• _TEXTO DADO_:
···

¿Qué es lo alemán de la literatura alemana? / NAVID KERMANI

Me gustaría responder a la pregunta «¿qué es lo alemán en la literatura alemana?» hablando sobre el escritor alemán ejemplar. Para mí no es Goethe o Schiller, no es Thomas Mann o Bert Brecht, sino el judío de Praga Franz Kafka.
     ¿Kafka? Todos ustedes conocen la foto del joven Kafka, en la que él mira un punto ligeramente por encima del objetivo del fotógrafo, la cabeza ligeramente hacia adelante, con una sonrisa quizá insegura, quizá socarrona. Se trata de una parte de la foto de compromiso con Felice Bauer en 1917, y es la imagen más famosa del autor, la imagen que a todos viene a la memoria, casi un icono. Puedo recordar exactamente lo que pasó por mi cabeza cuando di mis primeros pasos en el mundo de Kafka: tendría catorce o quince años y veía todos los días esa cara en las sobrecubiertas de sus libros. No tiene aspecto alemán en absoluto. El color oscuro de la piel, las cejas tupidas sobre los ojos negros, el cabello negro y corto, tan profundo en la frente que no se distingue la raíz de las sienes, los rasgos orientales… con seguridad, hoy no es políticamente correcto decir esto, pero en aquel entonces era mi impresión inmediata: no parece alemán, no como los alemanes que conocía de mi escuela, de la televisión o del equipo de futbol nacional.

···

• _EXTRACTOS DEL MATERIAL_:
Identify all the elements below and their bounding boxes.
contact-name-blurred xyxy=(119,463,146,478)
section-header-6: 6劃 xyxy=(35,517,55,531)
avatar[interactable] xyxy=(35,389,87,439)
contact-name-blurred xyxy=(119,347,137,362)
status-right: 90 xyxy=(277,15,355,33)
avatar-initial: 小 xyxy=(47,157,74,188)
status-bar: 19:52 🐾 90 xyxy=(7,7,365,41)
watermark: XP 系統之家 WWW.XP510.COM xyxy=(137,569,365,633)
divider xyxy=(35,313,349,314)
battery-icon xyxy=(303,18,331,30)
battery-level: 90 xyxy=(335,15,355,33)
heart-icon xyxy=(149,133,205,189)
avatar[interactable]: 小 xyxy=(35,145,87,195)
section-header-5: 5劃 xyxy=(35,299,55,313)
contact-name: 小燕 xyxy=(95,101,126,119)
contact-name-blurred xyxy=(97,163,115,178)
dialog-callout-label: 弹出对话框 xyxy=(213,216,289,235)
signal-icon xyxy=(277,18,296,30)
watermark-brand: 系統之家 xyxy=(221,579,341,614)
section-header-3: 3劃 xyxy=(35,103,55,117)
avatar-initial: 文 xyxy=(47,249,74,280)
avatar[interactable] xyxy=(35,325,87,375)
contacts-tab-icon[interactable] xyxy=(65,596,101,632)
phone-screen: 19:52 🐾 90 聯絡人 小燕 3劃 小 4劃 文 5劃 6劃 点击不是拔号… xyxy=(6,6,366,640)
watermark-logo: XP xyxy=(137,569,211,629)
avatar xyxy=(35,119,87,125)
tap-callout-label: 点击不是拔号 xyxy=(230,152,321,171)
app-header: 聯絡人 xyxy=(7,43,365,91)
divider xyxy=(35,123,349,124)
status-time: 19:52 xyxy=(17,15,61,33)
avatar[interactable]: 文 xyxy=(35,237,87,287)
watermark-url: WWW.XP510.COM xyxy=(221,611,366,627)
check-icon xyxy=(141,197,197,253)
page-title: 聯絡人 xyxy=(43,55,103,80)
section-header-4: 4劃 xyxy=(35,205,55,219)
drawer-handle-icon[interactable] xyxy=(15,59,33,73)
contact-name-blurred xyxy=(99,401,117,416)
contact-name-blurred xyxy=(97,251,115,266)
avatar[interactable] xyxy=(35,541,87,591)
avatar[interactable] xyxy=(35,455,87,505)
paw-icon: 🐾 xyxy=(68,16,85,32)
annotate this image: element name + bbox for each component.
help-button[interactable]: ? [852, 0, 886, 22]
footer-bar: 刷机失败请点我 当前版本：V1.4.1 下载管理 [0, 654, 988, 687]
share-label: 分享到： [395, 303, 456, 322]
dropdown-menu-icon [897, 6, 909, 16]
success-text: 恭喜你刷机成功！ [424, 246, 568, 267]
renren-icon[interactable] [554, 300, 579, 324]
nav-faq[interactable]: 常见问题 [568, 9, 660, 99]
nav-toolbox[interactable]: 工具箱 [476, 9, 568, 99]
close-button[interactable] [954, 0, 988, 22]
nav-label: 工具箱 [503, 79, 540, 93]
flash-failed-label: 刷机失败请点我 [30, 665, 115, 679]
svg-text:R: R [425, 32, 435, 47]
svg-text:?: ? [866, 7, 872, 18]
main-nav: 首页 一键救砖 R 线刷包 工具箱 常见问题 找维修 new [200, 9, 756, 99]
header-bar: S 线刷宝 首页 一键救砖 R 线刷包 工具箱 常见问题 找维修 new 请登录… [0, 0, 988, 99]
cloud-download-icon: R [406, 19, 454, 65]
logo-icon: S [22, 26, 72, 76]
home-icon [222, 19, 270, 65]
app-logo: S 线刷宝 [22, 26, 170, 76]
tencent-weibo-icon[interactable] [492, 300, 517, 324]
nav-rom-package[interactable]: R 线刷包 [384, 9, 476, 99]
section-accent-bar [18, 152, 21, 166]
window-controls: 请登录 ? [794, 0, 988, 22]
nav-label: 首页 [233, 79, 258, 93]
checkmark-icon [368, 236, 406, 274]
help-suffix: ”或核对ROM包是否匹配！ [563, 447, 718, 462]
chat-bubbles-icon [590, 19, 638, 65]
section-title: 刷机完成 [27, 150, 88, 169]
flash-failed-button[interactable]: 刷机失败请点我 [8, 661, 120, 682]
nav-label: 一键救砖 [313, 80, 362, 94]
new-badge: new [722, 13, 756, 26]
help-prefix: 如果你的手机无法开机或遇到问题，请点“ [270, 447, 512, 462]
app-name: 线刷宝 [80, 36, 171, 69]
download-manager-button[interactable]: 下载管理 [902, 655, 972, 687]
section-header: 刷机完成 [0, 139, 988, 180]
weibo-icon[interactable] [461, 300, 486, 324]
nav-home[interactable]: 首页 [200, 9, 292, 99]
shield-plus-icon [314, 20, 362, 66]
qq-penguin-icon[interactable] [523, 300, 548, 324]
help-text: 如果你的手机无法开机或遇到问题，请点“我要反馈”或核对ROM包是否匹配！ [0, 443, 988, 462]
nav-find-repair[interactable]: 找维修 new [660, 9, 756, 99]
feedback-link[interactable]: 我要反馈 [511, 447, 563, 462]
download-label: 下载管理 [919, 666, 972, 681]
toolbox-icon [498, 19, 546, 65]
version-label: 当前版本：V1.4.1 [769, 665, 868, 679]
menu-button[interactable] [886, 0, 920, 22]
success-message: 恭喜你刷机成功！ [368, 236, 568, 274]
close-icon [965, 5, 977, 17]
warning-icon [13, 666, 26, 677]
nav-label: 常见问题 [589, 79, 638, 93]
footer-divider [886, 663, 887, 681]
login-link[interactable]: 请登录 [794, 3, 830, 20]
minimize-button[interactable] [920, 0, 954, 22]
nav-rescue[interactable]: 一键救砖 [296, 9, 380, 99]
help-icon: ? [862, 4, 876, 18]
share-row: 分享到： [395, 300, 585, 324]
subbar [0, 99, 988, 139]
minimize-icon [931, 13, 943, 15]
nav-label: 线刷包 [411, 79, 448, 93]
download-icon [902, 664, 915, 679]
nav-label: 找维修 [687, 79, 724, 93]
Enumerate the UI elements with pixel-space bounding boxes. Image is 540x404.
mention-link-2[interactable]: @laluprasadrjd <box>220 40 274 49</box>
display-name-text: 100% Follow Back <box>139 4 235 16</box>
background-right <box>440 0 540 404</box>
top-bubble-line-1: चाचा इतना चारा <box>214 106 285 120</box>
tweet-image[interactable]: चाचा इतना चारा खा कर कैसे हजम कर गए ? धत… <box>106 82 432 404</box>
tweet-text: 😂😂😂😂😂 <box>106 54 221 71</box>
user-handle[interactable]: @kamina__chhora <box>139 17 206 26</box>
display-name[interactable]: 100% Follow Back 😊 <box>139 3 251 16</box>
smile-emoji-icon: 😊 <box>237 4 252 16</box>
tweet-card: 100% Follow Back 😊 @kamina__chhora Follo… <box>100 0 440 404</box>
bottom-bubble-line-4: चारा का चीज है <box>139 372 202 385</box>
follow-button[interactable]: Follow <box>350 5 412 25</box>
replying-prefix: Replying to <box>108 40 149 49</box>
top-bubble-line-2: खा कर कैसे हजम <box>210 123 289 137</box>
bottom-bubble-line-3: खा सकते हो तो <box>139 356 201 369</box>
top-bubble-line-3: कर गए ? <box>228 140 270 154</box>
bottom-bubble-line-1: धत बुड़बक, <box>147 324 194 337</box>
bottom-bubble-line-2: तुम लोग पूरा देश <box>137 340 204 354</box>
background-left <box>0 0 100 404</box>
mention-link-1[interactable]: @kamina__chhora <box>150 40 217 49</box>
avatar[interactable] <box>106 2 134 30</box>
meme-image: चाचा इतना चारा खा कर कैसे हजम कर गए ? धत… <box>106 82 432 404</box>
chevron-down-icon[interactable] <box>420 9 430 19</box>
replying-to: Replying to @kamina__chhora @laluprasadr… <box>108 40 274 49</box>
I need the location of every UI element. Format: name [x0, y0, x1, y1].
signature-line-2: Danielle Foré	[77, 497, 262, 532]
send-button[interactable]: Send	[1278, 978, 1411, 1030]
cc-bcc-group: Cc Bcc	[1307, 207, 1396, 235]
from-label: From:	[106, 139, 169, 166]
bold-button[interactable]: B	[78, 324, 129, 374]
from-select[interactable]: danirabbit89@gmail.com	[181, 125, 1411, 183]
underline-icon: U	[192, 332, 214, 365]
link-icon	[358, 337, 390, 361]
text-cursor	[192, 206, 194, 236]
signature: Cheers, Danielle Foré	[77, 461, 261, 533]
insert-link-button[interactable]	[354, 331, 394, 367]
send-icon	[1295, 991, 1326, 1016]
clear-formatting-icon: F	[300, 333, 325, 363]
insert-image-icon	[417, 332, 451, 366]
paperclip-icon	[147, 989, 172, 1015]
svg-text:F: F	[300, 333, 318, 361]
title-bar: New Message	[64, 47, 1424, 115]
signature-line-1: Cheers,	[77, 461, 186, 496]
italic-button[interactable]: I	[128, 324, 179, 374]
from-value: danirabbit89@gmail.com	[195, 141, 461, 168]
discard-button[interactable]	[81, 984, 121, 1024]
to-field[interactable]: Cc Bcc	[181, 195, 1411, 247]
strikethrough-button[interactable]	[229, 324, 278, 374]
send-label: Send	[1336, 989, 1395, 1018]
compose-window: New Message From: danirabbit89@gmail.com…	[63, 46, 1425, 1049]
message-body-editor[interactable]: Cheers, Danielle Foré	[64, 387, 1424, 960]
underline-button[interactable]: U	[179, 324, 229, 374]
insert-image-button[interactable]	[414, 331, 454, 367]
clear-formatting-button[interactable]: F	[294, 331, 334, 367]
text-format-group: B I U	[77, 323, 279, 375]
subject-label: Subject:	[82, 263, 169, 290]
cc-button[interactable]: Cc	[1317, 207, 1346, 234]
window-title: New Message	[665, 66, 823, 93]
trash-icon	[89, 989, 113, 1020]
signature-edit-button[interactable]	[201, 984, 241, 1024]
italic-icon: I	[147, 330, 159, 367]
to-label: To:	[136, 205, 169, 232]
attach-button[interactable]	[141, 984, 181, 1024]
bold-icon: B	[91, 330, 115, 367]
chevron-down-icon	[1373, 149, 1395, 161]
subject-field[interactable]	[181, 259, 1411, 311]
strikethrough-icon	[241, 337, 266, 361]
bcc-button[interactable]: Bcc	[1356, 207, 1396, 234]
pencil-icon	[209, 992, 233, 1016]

···

• _TAREAS ESCRITAS_:
(1) Responde según el texto sobre Kafka:
(a) ¿A quién presenta el texto como el escritor alemán ejemplar?
(b) ¿De qué foto forma parte la imagen más famosa del autor y de qué año es?
(c) ¿Qué edad se indica para los primeros pasos en el mundo de Kafka?
(2) Prosigue el texto sobre Kafka a partir de su última oración.

• _LAS RESPUESTAS_:
(1)
(a) A Franz Kafka, el judío de Praga.
(b) De la foto de compromiso con Felice Bauer, de 1917.
(c) Catorce o quince años.

(2)
     Entonces no me ocupó más la pregunta, qué era Kafka realmente. Devoré sus libros sin pensar en las experiencias culturales, sociales o religiosas con que estaban compuestos. Pero ahora que estoy ante la pregunta sobre cuál escritor encarna la literatura alemana, en lo específico para mí, supe inmediatamente que tenía que empezar con Kafka, con un escritor alemán que no era alemán.
     Lo poco que unió a Kafka con Alemania se puede leer en su diario, en el que la tierra de su lengua materna apenas aparece una vez. Cuando el 2 de agosto de 1914 comenzó la Primera Guerra Mundial escribió sólo dos frases: «Alemania ha declarado la guerra a Rusia», reza la primera, y luego: «En la tarde, clase de natación». Cuatro días más tarde, dedica de nuevo una pequeña acotación a los acontecimientos políticos, cuando menciona un desfile patriótico alemán en Praga: «Estoy presente con mi mala vista». Y después: «Tan bueno como nada». Los acontecimientos políticos en Alemania no le siguieron interesando a ​​Kafka, quien, sin duda, se ocupaba de muchos otros acontecimientos sociales. En todo caso, sus referencias acerca de Alemania fueron casi inexistentes en sus cartas y en sus diarios, antes, durante y después de la Primera Guerra Mundial.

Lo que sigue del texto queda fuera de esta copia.